| What is needed |
Write out every row below verbatim, character for character, with no changes.
· · · ·
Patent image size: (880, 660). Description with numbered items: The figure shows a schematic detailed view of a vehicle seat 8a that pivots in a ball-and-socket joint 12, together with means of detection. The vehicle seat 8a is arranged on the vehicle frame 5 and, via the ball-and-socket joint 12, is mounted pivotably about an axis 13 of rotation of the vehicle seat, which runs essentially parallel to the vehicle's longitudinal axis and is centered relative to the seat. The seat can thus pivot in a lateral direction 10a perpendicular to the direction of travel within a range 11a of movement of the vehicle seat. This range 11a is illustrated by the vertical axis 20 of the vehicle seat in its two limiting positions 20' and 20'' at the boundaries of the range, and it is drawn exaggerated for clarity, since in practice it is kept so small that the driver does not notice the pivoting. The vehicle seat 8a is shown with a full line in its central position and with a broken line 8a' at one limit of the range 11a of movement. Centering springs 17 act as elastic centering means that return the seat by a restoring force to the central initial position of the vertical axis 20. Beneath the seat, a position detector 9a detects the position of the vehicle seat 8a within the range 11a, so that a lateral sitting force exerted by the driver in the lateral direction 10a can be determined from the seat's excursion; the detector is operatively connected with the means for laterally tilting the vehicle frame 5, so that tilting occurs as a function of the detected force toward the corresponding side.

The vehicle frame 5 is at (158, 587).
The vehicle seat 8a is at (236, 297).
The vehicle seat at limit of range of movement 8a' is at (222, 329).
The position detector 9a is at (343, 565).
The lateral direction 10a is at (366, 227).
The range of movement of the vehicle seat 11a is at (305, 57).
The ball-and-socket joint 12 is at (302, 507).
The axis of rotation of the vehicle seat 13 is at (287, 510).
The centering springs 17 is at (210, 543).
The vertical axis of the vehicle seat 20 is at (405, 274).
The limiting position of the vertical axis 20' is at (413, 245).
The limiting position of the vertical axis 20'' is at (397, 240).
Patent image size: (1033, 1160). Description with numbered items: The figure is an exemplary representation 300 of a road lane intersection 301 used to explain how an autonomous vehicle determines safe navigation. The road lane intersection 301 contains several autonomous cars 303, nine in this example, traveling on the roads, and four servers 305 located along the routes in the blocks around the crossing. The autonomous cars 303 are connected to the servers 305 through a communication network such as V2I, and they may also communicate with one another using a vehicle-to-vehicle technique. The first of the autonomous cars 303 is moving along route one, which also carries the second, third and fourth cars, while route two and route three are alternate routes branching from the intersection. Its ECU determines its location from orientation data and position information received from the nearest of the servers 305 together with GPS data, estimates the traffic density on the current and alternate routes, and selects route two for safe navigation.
· · · ·
| Result for this exercise |
Patent image size: (880, 660). Description with numbered items: The figure shows a schematic detailed view of a vehicle seat 8a that pivots in a ball-and-socket joint 12, together with means of detection. The vehicle seat 8a is arranged on the vehicle frame 5 and, via the ball-and-socket joint 12, is mounted pivotably about an axis 13 of rotation of the vehicle seat, which runs essentially parallel to the vehicle's longitudinal axis and is centered relative to the seat. The seat can thus pivot in a lateral direction 10a perpendicular to the direction of travel within a range 11a of movement of the vehicle seat. This range 11a is illustrated by the vertical axis 20 of the vehicle seat in its two limiting positions 20' and 20'' at the boundaries of the range, and it is drawn exaggerated for clarity, since in practice it is kept so small that the driver does not notice the pivoting. The vehicle seat 8a is shown with a full line in its central position and with a broken line 8a' at one limit of the range 11a of movement. Centering springs 17 act as elastic centering means that return the seat by a restoring force to the central initial position of the vertical axis 20. Beneath the seat, a position detector 9a detects the position of the vehicle seat 8a within the range 11a, so that a lateral sitting force exerted by the driver in the lateral direction 10a can be determined from the seat's excursion; the detector is operatively connected with the means for laterally tilting the vehicle frame 5, so that tilting occurs as a function of the detected force toward the corresponding side.

The vehicle frame 5 is at (158, 587).
The vehicle seat 8a is at (236, 297).
The vehicle seat at limit of range of movement 8a' is at (222, 329).
The position detector 9a is at (343, 565).
The lateral direction 10a is at (366, 227).
The range of movement of the vehicle seat 11a is at (305, 57).
The ball-and-socket joint 12 is at (302, 507).
The axis of rotation of the vehicle seat 13 is at (287, 510).
The centering springs 17 is at (210, 543).
The vertical axis of the vehicle seat 20 is at (405, 274).
The limiting position of the vertical axis 20' is at (413, 245).
The limiting position of the vertical axis 20'' is at (397, 240).
Patent image size: (1033, 1160). Description with numbered items: The figure is an exemplary representation 300 of a road lane intersection 301 used to explain how an autonomous vehicle determines safe navigation. The road lane intersection 301 contains several autonomous cars 303, nine in this example, traveling on the roads, and four servers 305 located along the routes in the blocks around the crossing. The autonomous cars 303 are connected to the servers 305 through a communication network such as V2I, and they may also communicate with one another using a vehicle-to-vehicle technique. The first of the autonomous cars 303 is moving along route one, which also carries the second, third and fourth cars, while route two and route three are alternate routes branching from the intersection. Its ECU determines its location from orientation data and position information received from the nearest of the servers 305 together with GPS data, estimates the traffic density on the current and alternate routes, and selects route two for safe navigation.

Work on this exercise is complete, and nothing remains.